• [Work to do]:
Transcribe the records below exactly.

Data items
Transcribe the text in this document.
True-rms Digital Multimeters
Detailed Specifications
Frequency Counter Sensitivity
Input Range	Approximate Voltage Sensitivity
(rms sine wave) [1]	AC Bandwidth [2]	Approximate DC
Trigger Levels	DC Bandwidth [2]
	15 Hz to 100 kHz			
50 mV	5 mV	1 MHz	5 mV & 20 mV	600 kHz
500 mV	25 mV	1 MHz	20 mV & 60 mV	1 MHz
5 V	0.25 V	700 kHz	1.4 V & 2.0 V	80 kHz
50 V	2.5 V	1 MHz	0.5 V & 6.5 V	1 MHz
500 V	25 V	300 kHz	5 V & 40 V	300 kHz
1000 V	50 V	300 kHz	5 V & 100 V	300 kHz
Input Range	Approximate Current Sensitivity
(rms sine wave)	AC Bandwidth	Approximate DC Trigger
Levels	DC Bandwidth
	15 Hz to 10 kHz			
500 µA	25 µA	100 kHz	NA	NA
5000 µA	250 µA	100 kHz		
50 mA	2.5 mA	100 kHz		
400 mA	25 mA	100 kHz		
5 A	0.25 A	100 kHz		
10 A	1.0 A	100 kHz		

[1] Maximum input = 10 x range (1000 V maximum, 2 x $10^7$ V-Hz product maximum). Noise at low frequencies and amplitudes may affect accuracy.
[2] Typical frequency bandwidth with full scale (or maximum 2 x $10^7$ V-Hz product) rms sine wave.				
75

• [Finished answer]:
Transcribe the text in this document.
True-rms Digital Multimeters
Detailed Specifications
Frequency Counter Sensitivity
Input Range	Approximate Voltage Sensitivity
(rms sine wave) [1]	AC Bandwidth [2]	Approximate DC
Trigger Levels	DC Bandwidth [2]
	15 Hz to 100 kHz			
50 mV	5 mV	1 MHz	5 mV & 20 mV	600 kHz
500 mV	25 mV	1 MHz	20 mV & 60 mV	1 MHz
5 V	0.25 V	700 kHz	1.4 V & 2.0 V	80 kHz
50 V	2.5 V	1 MHz	0.5 V & 6.5 V	1 MHz
500 V	25 V	300 kHz	5 V & 40 V	300 kHz
1000 V	50 V	300 kHz	5 V & 100 V	300 kHz
Input Range	Approximate Current Sensitivity
(rms sine wave)	AC Bandwidth	Approximate DC Trigger
Levels	DC Bandwidth
	15 Hz to 10 kHz			
500 µA	25 µA	100 kHz	NA	NA
5000 µA	250 µA	100 kHz		
50 mA	2.5 mA	100 kHz		
400 mA	25 mA	100 kHz		
5 A	0.25 A	100 kHz		
10 A	1.0 A	100 kHz		

[1] Maximum input = 10 x range (1000 V maximum, 2 x $10^7$ V-Hz product maximum). Noise at low frequencies and amplitudes may affect accuracy.
[2] Typical frequency bandwidth with full scale (or maximum 2 x $10^7$ V-Hz product) rms sine wave.				
75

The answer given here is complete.